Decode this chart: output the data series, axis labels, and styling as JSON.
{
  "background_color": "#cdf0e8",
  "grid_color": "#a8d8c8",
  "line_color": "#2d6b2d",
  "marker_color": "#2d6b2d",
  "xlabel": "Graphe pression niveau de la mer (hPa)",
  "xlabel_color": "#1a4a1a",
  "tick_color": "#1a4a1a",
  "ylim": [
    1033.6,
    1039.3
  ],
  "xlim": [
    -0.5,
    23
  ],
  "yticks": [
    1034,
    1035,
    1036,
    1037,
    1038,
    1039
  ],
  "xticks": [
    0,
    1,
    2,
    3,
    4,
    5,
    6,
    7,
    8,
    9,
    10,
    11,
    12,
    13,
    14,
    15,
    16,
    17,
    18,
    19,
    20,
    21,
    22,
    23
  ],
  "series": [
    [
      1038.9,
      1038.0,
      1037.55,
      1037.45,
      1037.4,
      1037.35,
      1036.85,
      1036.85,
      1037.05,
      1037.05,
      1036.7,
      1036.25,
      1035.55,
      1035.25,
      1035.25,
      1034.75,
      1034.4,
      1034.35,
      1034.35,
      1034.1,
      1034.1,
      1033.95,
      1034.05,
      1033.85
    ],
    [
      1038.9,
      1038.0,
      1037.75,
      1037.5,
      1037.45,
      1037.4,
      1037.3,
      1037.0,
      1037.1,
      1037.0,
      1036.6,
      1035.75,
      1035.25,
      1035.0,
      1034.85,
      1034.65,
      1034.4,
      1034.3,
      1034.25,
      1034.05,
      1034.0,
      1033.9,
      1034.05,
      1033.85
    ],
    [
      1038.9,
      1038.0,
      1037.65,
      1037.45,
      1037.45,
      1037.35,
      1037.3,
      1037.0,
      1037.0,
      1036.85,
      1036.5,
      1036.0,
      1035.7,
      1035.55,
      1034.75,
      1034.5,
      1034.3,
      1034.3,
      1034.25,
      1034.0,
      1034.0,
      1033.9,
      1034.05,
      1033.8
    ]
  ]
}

━━━━━━━━━━━━━━━━━━━━

(Short task): Set down the listing above in full, please, exactly as it appears.

(In response):
Decode this chart: output the data series, axis labels, and styling as JSON.
{
  "background_color": "#cdf0e8",
  "grid_color": "#a8d8c8",
  "line_color": "#2d6b2d",
  "marker_color": "#2d6b2d",
  "xlabel": "Graphe pression niveau de la mer (hPa)",
  "xlabel_color": "#1a4a1a",
  "tick_color": "#1a4a1a",
  "ylim": [
    1033.6,
    1039.3
  ],
  "xlim": [
    -0.5,
    23
  ],
  "yticks": [
    1034,
    1035,
    1036,
    1037,
    1038,
    1039
  ],
  "xticks": [
    0,
    1,
    2,
    3,
    4,
    5,
    6,
    7,
    8,
    9,
    10,
    11,
    12,
    13,
    14,
    15,
    16,
    17,
    18,
    19,
    20,
    21,
    22,
    23
  ],
  "series": [
    [
      1038.9,
      1038.0,
      1037.55,
      1037.45,
      1037.4,
      1037.35,
      1036.85,
      1036.85,
      1037.05,
      1037.05,
      1036.7,
      1036.25,
      1035.55,
      1035.25,
      1035.25,
      1034.75,
      1034.4,
      1034.35,
      1034.35,
      1034.1,
      1034.1,
      1033.95,
      1034.05,
      1033.85
    ],
    [
      1038.9,
      1038.0,
      1037.75,
      1037.5,
      1037.45,
      1037.4,
      1037.3,
      1037.0,
      1037.1,
      1037.0,
      1036.6,
      1035.75,
      1035.25,
      1035.0,
      1034.85,
      1034.65,
      1034.4,
      1034.3,
      1034.25,
      1034.05,
      1034.0,
      1033.9,
      1034.05,
      1033.85
    ],
    [
      1038.9,
      1038.0,
      1037.65,
      1037.45,
      1037.45,
      1037.35,
      1037.3,
      1037.0,
      1037.0,
      1036.85,
      1036.5,
      1036.0,
      1035.7,
      1035.55,
      1034.75,
      1034.5,
      1034.3,
      1034.3,
      1034.25,
      1034.0,
      1034.0,
      1033.9,
      1034.05,
      1033.8
    ]
  ]
}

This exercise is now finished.